Passage to read:
3dMSS


             ================== Welcome to 3dMSS ==================
       Program for Voxelwise Multilevel Smoothing Spline (MSS) Analysis
#+++++++++++++++++++++++++++++++++++++++++++++++++++++++++++++++++++++++++++
Version 1.0.6, Sept 24, 2023
Author: Gang Chen (gangchen@mail.nih.gov)
Website - https://afni.nimh.nih.gov/gangchen_homepage
SSCC/NIMH, National Institutes of Health, Bethesda MD 20892, USA
#+++++++++++++++++++++++++++++++++++++++++++++++++++++++++++++++++++++++++++

Introduction
------

 Multilevel Smoothing-Spline (MSS) Modeling

 The linearity assumption surrounding a quantitative variable in common
 practice may be a reasonable approximation especially when the variable
 is confined within a narrow range, but can be inappropriate under some
 circumstances when the variable's effect is non-monotonic or tortuous.
 As a more flexible and adaptive approach, multilevel smoothing splines
 (MSS) offers a more powerful analytical tool for population-level
 neuroimaging data analysis that involves one or more quantitative
 predictors. More theoretical discussion can be found in

 Chen, G., Nash, T.A., Cole, K.M., Kohn, P.D., Wei, S.-M., Gregory, M.D.,
 Eisenberg, D.P., Cox, R.W., Berman, K.F., Shane Kippenhan, J., 2021.
 Beyond linearity in neuroimaging: Capturing nonlinear relationships with
 application to longitudinal studies. NeuroImage 233, 117891.
 https://doi.org/10.1016/j.neuroimage.2021.117891

 Chen, G., Taylor, P.A., Reynolds, R.C., Leibenluft, E., Pine, D.S.,
 Brotman, M.A., Pagliaccio, D., Haller, S.P., 2023. BOLD Response is more
 than just magnitude: Improving detection sensitivity through capturing
 hemodynamic profiles. NeuroImage 277, 120224.
 https://doi.org/10.1016/j.neuroimage.2023.120224

 To be able to run 3dMSS, one needs to have the following R packages
 installed: "gamm4" and "snow". To install these R packages, run the
 following command at the terminal:

 rPkgsInstall -pkgs "gamm4,snow"

 Alternatively you may install them in R:

 install.packages("gamm4")
 install.packages("snow")

 It is best to go through all the examples below to get hang of the MSS
 scripting interface. Once the 3dMSS script is constructed, it can be run
 by copying and pasting to the terminal. Alternatively (and probably better)
 you save the script as a text file, for example, called MSS.txt, and execute
 it with the following (assuming on tc shell),

 nohup tcsh -x MSS.txt &

 or,

 nohup tcsh -x MSS.txt > diary.txt &

 or,

 nohup tcsh -x MSS.txt |& tee diary.txt &

 The advantage of the latter commands is that the progression is saved into
 the text file diary.txt and, if anything goes awry, can be examined later.

Example 1 --- simplest case: one group of subjects with a between-subject
  quantitative variable that does not vary within subject. MSS analysis is
  set up to model the trajectory or trend along age, and can be specified
  through the option -mrr, which is solved via a model formuation of ridge
  regression. Again, the following exemplary script assumes that 'age' is
  a between-subjects variable (not varying within subject):

   3dMSS -prefix MSS -jobs 16                     \
          -mrr 's(age,k=10)'                      \
          -qVars 'age'                            \
          -mask myMask.nii                        \
          -bounds  -2 2                           \
          -prediction @pred.txt                   \
          -dataTable  @data.txt

  The part 's(age,k=10)' indicates that 'age' is modeled via a smooth curve.

Records:

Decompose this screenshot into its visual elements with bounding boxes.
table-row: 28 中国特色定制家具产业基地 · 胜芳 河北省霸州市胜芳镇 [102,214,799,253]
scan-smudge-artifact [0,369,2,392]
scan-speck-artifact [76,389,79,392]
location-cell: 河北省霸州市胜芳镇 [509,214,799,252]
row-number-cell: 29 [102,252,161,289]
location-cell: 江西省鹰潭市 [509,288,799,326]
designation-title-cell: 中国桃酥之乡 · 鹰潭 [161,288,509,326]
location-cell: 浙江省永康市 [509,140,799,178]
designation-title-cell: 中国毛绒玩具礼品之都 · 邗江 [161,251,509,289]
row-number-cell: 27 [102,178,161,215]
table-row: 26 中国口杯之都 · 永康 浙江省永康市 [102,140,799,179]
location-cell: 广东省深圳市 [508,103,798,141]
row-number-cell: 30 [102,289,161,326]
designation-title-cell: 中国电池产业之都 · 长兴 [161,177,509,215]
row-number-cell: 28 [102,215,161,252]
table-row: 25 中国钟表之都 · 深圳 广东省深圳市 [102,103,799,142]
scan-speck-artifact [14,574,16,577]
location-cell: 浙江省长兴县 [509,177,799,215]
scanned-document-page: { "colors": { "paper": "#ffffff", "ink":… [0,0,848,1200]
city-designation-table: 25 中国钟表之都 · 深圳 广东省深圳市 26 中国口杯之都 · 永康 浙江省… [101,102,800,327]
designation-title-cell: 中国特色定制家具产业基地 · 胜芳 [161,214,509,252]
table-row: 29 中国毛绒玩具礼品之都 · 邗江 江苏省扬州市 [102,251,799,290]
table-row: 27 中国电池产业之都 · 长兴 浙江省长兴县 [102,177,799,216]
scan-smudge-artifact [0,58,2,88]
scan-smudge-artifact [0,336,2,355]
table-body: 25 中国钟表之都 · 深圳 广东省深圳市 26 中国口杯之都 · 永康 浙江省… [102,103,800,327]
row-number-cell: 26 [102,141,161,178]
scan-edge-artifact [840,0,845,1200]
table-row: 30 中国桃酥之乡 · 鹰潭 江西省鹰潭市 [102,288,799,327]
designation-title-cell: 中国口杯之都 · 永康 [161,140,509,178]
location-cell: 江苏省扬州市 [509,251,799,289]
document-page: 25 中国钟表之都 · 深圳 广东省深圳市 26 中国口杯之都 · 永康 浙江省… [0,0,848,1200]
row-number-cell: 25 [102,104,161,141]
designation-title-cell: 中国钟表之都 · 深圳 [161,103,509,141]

Requirements:
#1 Rewrite the paragraph in the 3dMSS page that begins "The linearity assumption surrounding" in shorter form, keeping its main facts.
#2 Copy out the listing from its beginning through the line containing "row-number-cell: 27 [102,178,161,215]", including both ends.

Response list:
#1 Treating a quantitative variable as linear can be a fair approximation when its range is narrow. It can be wrong when the variable's effect is non-monotonic or tortuous. Multilevel smoothing splines (MSS) are more flexible and adaptive, and more powerful for population-level neuroimaging analysis with one or more quantitative predictors. Further theory appears in the works cited after it.

#2
Decompose this screenshot into its visual elements with bounding boxes.
table-row: 28 中国特色定制家具产业基地 · 胜芳 河北省霸州市胜芳镇 [102,214,799,253]
scan-smudge-artifact [0,369,2,392]
scan-speck-artifact [76,389,79,392]
location-cell: 河北省霸州市胜芳镇 [509,214,799,252]
row-number-cell: 29 [102,252,161,289]
location-cell: 江西省鹰潭市 [509,288,799,326]
designation-title-cell: 中国桃酥之乡 · 鹰潭 [161,288,509,326]
location-cell: 浙江省永康市 [509,140,799,178]
designation-title-cell: 中国毛绒玩具礼品之都 · 邗江 [161,251,509,289]
row-number-cell: 27 [102,178,161,215]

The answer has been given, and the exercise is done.